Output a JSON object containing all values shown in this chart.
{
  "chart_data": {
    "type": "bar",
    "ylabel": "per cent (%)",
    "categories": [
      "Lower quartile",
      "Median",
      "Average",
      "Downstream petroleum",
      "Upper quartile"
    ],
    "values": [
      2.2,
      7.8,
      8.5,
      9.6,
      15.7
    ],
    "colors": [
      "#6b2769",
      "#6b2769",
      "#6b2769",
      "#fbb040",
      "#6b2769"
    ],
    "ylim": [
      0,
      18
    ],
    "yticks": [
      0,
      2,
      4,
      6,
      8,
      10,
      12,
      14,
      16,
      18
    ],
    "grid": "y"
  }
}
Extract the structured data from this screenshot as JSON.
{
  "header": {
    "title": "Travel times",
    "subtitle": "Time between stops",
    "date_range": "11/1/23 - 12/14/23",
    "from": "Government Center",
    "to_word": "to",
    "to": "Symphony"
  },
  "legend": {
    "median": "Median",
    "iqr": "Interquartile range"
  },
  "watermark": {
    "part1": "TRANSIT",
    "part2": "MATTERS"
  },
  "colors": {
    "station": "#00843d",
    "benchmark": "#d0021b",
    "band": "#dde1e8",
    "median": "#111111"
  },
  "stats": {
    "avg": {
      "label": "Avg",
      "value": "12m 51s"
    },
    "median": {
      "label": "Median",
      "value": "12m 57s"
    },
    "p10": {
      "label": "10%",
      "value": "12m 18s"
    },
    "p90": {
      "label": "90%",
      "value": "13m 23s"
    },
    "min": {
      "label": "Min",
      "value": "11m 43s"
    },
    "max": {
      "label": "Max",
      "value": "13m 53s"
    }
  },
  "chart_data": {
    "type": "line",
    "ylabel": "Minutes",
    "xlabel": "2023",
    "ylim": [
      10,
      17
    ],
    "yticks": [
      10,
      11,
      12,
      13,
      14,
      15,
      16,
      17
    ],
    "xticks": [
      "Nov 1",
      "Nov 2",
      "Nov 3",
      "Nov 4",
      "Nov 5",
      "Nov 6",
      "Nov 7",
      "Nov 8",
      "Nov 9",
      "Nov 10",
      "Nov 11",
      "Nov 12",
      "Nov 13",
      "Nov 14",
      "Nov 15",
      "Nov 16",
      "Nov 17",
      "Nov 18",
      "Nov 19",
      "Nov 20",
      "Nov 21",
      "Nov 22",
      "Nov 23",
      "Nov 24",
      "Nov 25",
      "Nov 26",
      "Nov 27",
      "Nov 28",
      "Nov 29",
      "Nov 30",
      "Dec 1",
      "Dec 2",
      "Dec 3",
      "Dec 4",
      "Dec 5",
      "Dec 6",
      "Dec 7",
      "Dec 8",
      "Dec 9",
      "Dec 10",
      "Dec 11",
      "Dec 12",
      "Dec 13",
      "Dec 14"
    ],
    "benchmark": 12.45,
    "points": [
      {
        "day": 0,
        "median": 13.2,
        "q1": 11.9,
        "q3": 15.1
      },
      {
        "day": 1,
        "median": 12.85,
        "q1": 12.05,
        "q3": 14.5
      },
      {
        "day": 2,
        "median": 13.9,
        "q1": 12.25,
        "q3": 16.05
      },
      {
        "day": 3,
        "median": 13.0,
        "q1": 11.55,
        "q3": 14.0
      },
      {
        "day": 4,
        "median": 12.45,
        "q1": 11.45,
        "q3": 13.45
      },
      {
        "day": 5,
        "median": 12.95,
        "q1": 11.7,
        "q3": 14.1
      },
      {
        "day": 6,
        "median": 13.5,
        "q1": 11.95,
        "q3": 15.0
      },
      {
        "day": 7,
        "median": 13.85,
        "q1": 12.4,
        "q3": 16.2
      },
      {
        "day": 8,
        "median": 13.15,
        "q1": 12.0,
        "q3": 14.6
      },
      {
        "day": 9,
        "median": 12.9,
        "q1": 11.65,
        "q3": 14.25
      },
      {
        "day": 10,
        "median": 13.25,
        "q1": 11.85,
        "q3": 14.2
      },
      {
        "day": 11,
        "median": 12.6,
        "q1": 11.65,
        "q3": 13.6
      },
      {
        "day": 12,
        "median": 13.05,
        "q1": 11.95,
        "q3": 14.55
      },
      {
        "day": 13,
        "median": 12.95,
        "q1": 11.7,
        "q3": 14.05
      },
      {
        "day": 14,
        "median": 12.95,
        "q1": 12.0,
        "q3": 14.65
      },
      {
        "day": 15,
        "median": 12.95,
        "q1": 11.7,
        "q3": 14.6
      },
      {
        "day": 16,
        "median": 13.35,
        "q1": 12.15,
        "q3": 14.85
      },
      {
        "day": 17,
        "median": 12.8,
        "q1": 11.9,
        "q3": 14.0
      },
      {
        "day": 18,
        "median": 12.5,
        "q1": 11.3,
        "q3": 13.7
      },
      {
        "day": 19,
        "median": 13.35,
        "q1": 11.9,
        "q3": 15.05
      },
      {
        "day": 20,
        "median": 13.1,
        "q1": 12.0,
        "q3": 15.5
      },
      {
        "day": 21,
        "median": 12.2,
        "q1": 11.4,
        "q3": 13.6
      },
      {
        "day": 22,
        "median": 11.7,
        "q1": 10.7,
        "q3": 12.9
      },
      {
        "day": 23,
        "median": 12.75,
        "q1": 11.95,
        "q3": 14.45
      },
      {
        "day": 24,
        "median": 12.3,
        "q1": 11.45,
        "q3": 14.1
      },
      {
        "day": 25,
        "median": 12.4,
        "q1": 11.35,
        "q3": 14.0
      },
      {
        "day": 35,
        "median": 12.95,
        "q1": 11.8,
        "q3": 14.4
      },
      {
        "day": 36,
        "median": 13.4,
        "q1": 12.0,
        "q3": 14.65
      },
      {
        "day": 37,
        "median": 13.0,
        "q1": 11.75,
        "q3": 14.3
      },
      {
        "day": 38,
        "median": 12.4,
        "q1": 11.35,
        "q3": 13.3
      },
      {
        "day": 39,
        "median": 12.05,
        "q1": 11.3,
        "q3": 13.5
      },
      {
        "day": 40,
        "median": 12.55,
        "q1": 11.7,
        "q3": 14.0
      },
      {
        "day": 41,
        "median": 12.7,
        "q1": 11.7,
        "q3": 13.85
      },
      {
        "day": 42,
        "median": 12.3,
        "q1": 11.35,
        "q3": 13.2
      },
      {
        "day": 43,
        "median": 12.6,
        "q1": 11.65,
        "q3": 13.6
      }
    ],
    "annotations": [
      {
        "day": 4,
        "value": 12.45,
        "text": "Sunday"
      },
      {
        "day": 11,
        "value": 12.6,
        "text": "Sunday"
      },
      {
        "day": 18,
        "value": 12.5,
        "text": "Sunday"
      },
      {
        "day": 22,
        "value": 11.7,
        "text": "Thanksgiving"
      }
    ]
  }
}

..........

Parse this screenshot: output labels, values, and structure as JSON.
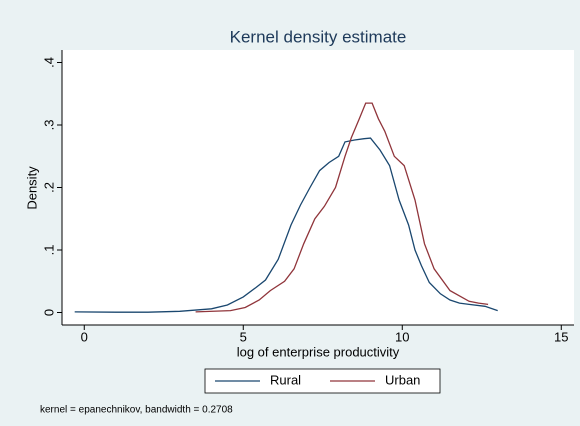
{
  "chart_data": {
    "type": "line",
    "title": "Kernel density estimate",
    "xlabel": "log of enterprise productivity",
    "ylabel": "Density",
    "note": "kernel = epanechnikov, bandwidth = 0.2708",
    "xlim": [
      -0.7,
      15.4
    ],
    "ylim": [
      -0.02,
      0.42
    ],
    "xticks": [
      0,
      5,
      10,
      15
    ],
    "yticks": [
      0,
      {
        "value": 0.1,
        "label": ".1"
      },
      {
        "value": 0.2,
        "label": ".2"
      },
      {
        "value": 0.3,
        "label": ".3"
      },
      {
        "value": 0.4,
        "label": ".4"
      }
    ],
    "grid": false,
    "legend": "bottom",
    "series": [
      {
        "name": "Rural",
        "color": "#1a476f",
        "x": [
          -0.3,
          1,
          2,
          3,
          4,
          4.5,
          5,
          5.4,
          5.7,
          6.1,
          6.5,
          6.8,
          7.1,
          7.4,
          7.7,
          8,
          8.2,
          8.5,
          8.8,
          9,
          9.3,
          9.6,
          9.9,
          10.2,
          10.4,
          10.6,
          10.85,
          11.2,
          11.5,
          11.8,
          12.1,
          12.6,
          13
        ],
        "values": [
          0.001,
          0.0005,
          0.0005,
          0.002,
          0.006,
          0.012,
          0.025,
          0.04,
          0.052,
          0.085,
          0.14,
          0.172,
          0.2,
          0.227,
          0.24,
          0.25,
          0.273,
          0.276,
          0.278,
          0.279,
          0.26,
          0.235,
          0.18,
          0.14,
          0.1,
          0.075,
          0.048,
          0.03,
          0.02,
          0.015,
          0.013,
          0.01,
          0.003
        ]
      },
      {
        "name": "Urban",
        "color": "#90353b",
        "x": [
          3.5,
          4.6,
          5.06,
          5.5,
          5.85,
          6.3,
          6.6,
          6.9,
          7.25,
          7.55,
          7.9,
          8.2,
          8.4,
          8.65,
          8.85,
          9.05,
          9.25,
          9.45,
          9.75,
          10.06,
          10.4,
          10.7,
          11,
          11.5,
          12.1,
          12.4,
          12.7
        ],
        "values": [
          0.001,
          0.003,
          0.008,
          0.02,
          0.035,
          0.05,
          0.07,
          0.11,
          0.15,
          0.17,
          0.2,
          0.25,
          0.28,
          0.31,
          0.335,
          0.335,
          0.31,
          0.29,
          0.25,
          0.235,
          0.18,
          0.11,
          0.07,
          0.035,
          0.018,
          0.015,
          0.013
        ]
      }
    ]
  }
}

..........

In the listing above, locate each line with "this" and copy it.

Output a JSON object containing all values shown in this chart.
Extract the structured data from this screenshot as JSON.
Parse this screenshot: output labels, values, and structure as JSON.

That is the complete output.